(Collected data entries)
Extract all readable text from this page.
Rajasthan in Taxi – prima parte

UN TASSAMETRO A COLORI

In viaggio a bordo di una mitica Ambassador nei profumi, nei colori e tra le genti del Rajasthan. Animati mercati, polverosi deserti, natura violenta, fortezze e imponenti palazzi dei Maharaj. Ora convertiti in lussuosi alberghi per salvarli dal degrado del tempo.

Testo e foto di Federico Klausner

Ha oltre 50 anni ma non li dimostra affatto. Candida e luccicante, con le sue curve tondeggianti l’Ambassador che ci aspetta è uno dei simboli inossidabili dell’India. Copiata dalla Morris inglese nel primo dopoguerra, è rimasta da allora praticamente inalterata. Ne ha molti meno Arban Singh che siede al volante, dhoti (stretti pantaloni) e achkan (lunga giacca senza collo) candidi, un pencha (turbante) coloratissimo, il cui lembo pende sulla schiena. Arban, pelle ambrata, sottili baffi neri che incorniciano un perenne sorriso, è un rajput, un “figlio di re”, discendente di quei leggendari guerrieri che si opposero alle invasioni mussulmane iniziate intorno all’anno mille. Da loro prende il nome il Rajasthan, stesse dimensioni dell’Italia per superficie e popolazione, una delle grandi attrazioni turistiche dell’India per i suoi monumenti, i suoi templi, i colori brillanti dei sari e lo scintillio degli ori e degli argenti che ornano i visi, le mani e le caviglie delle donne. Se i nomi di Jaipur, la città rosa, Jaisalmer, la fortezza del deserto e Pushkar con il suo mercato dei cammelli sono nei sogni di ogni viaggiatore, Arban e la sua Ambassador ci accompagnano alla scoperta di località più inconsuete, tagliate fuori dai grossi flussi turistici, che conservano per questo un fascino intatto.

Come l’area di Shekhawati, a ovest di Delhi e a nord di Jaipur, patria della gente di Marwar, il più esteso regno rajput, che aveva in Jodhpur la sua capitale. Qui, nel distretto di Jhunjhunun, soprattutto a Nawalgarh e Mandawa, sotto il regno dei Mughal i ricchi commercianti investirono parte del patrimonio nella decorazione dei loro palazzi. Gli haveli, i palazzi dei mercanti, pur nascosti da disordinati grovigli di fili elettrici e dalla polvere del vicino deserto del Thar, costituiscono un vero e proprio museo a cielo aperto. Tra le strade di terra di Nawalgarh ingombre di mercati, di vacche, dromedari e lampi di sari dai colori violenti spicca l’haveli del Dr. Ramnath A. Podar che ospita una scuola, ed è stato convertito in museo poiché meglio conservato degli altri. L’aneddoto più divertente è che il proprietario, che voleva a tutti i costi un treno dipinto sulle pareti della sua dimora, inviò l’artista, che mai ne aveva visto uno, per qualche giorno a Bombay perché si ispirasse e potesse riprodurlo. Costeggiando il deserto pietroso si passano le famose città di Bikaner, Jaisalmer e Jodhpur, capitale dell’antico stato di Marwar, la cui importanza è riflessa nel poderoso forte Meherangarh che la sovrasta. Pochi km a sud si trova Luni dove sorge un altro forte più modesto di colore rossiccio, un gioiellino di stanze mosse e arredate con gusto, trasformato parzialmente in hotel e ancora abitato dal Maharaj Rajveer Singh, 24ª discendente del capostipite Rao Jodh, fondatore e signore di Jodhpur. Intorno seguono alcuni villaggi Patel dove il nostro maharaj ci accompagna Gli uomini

*Aim:*
Count the lines of the listing above that include the word "Rajasthan" and state the total with nothing else.

*Solution to this problem:*
3